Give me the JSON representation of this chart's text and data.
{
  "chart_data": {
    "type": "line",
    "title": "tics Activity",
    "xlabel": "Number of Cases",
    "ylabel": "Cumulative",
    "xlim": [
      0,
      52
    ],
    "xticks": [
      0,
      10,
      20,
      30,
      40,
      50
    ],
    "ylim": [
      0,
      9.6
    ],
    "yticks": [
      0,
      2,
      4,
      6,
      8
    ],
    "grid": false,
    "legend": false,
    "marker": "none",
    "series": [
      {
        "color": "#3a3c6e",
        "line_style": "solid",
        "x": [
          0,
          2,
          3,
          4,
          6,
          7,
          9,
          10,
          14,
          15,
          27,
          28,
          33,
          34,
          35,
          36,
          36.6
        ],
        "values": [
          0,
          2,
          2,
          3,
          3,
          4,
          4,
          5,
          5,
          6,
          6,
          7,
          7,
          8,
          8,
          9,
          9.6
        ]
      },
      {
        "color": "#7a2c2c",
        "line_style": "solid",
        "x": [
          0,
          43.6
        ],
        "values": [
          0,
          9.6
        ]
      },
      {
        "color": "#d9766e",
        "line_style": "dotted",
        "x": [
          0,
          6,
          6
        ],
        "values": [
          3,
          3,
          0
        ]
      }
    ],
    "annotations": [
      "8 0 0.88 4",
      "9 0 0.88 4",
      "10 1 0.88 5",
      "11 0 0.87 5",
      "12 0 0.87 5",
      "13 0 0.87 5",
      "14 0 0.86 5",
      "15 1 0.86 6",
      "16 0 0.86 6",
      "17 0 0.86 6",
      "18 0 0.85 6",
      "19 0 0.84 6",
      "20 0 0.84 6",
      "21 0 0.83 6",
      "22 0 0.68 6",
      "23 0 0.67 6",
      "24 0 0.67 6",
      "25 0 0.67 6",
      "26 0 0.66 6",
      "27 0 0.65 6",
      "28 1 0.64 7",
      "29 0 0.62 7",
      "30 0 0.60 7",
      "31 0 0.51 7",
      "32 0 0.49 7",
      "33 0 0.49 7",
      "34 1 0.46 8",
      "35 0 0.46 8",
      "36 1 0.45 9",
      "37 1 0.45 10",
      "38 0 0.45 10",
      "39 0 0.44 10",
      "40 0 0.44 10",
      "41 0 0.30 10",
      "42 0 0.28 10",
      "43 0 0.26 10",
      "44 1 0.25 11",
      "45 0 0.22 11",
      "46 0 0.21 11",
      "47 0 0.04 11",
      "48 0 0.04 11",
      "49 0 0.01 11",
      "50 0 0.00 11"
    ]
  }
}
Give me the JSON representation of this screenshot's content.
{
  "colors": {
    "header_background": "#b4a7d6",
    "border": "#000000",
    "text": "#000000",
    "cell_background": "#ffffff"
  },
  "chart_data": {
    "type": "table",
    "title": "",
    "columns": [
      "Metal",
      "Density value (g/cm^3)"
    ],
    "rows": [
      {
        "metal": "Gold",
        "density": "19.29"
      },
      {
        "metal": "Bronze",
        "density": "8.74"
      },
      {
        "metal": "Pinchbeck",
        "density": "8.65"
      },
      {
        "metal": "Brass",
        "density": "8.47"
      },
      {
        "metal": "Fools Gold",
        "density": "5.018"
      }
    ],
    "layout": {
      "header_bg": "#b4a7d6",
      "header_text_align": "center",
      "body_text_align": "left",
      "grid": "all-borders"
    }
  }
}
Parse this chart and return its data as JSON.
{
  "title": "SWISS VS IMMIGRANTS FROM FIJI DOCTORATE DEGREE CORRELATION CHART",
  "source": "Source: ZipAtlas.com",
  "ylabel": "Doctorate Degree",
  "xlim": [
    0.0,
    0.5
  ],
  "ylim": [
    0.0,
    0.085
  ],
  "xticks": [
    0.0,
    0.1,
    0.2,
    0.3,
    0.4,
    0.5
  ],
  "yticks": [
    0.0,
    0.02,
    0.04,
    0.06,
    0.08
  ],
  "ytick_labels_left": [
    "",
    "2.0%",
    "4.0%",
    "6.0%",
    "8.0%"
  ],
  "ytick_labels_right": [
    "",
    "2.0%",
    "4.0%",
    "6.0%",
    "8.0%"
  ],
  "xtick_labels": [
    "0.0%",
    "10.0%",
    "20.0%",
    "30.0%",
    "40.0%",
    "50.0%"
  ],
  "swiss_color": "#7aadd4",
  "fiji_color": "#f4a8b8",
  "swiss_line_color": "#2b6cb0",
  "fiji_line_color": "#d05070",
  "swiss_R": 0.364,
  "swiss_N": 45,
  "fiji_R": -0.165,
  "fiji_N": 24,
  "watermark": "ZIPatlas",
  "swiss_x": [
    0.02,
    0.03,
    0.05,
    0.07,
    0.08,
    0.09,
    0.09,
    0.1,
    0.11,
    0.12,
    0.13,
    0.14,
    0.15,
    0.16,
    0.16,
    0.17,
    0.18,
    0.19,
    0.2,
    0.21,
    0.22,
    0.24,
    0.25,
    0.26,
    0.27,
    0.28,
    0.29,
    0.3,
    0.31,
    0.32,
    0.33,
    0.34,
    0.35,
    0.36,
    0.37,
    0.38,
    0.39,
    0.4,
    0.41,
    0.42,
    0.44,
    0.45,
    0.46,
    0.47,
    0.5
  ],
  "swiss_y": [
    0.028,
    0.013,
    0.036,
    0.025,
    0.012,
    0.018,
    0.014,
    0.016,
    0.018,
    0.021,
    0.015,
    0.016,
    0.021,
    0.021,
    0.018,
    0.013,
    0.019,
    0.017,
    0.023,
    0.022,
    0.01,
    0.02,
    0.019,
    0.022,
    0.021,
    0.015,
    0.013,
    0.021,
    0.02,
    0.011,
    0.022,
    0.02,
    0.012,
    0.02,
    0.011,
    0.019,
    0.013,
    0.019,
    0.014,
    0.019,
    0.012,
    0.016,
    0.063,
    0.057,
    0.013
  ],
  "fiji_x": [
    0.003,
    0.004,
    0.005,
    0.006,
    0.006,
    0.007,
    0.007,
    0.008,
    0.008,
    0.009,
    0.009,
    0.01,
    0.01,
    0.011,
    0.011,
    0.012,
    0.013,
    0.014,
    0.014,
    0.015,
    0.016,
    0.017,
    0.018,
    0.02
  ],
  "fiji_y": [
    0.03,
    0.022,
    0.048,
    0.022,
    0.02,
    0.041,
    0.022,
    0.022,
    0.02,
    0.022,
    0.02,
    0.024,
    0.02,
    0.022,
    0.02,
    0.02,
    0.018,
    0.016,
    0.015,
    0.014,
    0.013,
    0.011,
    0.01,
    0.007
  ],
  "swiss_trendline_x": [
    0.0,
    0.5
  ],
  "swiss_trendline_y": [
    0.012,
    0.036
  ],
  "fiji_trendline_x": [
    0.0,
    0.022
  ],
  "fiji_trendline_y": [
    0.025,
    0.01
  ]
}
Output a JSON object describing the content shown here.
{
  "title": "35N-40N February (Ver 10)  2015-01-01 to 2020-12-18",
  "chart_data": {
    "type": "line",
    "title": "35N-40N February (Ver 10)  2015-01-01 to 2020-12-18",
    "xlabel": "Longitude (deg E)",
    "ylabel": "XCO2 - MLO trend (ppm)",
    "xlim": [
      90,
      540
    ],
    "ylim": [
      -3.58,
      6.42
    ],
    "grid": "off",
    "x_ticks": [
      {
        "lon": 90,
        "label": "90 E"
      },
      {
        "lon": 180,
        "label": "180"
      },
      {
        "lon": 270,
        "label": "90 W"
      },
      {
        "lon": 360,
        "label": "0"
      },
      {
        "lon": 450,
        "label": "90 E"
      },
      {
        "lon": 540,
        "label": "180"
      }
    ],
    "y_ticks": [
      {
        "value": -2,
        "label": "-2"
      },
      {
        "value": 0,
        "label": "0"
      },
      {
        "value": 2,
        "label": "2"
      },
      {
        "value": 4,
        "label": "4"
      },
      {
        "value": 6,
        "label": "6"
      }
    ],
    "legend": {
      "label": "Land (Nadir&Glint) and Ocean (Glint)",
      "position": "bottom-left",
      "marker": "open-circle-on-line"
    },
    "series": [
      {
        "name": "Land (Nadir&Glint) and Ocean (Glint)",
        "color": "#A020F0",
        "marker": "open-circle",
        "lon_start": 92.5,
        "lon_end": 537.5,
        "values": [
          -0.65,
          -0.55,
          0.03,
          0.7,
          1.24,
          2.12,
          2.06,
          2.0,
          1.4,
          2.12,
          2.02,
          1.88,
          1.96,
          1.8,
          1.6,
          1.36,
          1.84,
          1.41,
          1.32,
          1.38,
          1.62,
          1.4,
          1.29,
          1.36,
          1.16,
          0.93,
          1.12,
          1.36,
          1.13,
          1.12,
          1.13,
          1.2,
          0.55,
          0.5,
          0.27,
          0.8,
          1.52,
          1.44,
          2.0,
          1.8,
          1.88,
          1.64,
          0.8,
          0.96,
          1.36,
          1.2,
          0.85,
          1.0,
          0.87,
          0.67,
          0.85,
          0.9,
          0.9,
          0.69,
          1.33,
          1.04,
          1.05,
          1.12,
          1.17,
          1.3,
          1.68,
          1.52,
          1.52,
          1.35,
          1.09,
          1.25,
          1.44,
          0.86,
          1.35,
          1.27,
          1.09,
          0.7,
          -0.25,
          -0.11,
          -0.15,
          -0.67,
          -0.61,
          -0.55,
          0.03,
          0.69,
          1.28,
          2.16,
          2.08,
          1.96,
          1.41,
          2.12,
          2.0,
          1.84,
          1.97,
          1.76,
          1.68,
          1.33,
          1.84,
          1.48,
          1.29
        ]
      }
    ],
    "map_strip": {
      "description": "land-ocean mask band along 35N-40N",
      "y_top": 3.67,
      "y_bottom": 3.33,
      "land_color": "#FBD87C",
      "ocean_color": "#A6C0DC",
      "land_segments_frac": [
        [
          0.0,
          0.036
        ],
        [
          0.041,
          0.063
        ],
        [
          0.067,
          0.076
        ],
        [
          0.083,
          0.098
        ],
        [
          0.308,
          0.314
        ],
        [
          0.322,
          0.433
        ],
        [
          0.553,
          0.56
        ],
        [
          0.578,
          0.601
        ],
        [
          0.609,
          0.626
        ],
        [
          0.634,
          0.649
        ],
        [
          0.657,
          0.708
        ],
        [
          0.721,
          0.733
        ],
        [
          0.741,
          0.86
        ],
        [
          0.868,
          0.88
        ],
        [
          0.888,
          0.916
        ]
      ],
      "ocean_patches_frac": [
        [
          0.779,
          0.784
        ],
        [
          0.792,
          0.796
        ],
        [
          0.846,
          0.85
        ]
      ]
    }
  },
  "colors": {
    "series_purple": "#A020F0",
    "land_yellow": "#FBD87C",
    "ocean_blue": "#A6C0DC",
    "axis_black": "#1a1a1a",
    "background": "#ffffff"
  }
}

Written request:
Of the lines above, copy each that contains "ffffff".

Expected answer:
    "cell_background": "#ffffff"
    "background": "#ffffff"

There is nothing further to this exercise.